THE TASK ->
Within the listing below, locate all lines containing the word "личным". Copy each one.

ENTRIES SHOWN ->
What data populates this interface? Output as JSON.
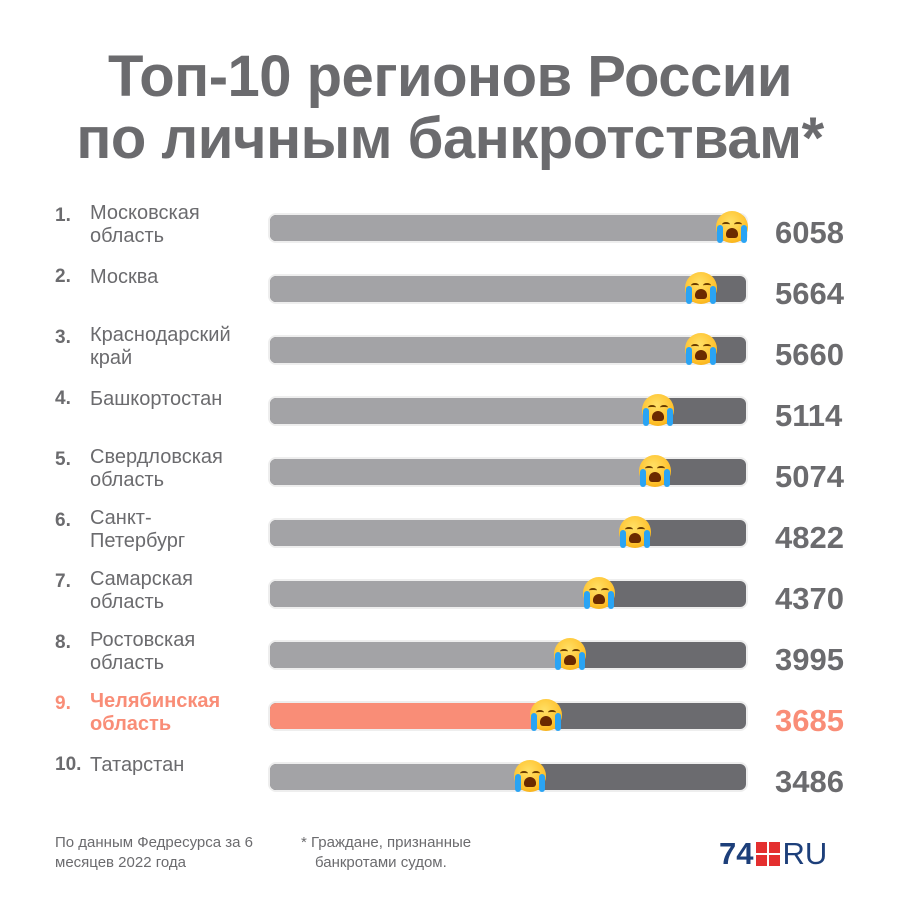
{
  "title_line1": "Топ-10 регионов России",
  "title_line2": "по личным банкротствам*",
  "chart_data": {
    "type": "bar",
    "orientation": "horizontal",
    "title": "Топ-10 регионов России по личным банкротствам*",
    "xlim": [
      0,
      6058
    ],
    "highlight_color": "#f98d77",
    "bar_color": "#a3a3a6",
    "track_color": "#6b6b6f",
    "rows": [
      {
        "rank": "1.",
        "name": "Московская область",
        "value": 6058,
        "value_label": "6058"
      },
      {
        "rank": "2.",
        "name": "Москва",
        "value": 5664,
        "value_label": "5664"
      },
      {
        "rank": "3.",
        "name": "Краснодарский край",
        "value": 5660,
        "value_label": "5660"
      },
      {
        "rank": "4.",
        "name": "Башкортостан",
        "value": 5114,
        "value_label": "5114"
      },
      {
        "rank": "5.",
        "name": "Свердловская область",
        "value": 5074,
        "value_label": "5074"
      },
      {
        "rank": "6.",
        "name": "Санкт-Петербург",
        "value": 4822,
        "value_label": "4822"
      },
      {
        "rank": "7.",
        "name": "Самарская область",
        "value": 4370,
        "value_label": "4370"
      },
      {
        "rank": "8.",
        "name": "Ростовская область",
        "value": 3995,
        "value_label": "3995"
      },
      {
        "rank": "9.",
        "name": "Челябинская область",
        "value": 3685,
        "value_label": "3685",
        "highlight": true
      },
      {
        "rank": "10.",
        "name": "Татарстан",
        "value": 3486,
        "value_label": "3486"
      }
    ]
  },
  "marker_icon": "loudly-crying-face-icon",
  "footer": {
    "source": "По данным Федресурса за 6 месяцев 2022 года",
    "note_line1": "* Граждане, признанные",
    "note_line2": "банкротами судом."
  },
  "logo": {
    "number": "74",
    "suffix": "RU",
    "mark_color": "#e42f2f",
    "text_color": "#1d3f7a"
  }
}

SOLUTION TO THIS TASK ->
  "title_line2": "по личным банкротствам*",
    "title": "Топ-10 регионов России по личным банкротствам*",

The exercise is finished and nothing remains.